AVAILABLE DATA:

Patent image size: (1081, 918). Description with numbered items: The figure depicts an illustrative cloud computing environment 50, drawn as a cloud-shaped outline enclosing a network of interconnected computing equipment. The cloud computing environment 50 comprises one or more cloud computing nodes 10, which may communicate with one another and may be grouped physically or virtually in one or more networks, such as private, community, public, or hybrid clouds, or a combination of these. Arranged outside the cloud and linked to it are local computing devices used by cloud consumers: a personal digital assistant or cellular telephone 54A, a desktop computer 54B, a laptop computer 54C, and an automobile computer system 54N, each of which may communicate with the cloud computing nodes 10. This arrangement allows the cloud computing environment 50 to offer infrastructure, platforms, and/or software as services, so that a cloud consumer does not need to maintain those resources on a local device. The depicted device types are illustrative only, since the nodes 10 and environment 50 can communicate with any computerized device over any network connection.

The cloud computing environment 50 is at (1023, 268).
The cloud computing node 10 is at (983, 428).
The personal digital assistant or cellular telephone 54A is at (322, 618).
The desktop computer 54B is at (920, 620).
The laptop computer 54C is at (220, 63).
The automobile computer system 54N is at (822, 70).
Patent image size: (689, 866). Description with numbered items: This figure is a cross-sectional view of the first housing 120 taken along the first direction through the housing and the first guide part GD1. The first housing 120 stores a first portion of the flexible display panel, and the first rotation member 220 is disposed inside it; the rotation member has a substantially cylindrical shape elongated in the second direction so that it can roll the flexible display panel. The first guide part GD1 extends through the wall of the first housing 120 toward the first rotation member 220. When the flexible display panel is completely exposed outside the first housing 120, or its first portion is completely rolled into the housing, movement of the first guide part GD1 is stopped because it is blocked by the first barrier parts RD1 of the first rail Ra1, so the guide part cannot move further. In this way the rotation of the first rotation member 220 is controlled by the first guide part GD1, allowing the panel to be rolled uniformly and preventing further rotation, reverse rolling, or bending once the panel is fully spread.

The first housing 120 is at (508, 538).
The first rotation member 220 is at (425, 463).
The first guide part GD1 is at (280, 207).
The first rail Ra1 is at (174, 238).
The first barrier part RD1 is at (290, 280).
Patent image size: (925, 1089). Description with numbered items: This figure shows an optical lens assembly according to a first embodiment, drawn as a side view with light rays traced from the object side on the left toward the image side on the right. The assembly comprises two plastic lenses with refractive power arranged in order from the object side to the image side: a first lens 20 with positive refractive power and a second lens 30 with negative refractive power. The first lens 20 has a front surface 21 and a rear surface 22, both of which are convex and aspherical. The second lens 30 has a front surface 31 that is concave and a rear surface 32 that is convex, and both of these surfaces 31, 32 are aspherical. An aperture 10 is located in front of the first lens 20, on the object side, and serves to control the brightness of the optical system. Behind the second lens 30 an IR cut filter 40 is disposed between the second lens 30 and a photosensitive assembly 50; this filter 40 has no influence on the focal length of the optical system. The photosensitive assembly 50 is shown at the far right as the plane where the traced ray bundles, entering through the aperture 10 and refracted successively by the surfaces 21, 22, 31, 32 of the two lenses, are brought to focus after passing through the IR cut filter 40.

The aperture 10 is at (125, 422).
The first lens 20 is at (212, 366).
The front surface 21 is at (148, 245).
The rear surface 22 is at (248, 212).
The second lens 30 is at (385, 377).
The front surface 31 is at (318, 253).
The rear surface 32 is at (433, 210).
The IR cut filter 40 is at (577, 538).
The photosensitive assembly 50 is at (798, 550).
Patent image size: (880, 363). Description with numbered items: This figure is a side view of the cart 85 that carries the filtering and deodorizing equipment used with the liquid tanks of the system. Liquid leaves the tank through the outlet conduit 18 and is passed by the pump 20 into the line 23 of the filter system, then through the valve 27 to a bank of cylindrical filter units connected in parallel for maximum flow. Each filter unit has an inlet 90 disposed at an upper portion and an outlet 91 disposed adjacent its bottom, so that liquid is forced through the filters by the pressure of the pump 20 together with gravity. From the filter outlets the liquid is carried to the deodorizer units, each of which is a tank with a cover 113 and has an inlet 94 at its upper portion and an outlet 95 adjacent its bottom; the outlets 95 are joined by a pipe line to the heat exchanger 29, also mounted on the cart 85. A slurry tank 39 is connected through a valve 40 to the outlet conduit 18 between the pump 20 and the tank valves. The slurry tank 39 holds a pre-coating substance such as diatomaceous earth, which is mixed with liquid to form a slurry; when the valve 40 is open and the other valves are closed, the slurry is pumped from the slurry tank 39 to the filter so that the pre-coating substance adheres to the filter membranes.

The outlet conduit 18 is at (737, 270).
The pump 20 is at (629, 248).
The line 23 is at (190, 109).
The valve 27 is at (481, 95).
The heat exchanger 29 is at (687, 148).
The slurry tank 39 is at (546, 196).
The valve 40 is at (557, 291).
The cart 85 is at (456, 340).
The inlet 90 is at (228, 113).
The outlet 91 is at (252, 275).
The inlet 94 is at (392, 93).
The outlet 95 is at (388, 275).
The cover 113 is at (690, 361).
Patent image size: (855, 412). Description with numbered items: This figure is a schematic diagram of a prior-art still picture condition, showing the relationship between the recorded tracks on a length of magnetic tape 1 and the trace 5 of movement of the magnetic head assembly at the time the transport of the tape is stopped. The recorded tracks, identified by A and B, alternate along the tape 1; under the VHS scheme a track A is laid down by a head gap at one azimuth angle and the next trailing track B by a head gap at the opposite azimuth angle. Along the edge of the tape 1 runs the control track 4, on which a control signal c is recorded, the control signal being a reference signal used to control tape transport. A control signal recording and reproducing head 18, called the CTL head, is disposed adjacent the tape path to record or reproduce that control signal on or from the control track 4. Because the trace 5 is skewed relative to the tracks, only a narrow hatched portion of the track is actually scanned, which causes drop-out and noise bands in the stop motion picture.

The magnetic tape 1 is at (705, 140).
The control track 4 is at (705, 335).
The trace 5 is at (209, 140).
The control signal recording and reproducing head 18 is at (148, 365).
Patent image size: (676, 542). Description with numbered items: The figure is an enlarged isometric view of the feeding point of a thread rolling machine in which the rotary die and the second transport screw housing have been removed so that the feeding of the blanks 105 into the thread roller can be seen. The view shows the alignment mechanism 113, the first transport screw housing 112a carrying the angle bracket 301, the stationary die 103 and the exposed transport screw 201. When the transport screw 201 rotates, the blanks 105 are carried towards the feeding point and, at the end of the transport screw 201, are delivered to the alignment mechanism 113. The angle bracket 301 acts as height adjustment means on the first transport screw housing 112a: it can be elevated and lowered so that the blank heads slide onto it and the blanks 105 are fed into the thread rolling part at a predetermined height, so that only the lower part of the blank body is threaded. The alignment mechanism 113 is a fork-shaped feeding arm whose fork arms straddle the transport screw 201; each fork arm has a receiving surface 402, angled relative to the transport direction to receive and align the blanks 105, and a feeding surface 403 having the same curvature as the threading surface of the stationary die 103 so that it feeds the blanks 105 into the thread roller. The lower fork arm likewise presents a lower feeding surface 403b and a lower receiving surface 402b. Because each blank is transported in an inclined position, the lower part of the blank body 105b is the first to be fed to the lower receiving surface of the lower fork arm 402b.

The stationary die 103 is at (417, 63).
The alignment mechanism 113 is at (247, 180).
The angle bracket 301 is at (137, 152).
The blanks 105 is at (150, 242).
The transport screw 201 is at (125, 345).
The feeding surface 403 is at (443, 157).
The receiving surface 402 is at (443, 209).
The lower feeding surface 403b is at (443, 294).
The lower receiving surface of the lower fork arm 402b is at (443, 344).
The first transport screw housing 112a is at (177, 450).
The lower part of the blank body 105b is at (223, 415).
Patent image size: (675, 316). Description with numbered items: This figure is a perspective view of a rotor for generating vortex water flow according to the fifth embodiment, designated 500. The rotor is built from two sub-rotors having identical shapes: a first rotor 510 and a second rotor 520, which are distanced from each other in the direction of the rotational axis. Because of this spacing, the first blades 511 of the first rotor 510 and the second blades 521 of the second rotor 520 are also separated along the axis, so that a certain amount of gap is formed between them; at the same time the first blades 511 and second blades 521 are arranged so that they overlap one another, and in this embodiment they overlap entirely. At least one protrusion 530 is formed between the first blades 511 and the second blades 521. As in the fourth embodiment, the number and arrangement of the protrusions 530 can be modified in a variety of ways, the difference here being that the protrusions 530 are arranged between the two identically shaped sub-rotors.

EXERCISE AIM: Reproduce the rows word for word, beginning with the first line and stopping after the line that contains "The personal digital".

RESULT:
Patent image size: (1081, 918). Description with numbered items: The figure depicts an illustrative cloud computing environment 50, drawn as a cloud-shaped outline enclosing a network of interconnected computing equipment. The cloud computing environment 50 comprises one or more cloud computing nodes 10, which may communicate with one another and may be grouped physically or virtually in one or more networks, such as private, community, public, or hybrid clouds, or a combination of these. Arranged outside the cloud and linked to it are local computing devices used by cloud consumers: a personal digital assistant or cellular telephone 54A, a desktop computer 54B, a laptop computer 54C, and an automobile computer system 54N, each of which may communicate with the cloud computing nodes 10. This arrangement allows the cloud computing environment 50 to offer infrastructure, platforms, and/or software as services, so that a cloud consumer does not need to maintain those resources on a local device. The depicted device types are illustrative only, since the nodes 10 and environment 50 can communicate with any computerized device over any network connection.

The cloud computing environment 50 is at (1023, 268).
The cloud computing node 10 is at (983, 428).
The personal digital assistant or cellular telephone 54A is at (322, 618).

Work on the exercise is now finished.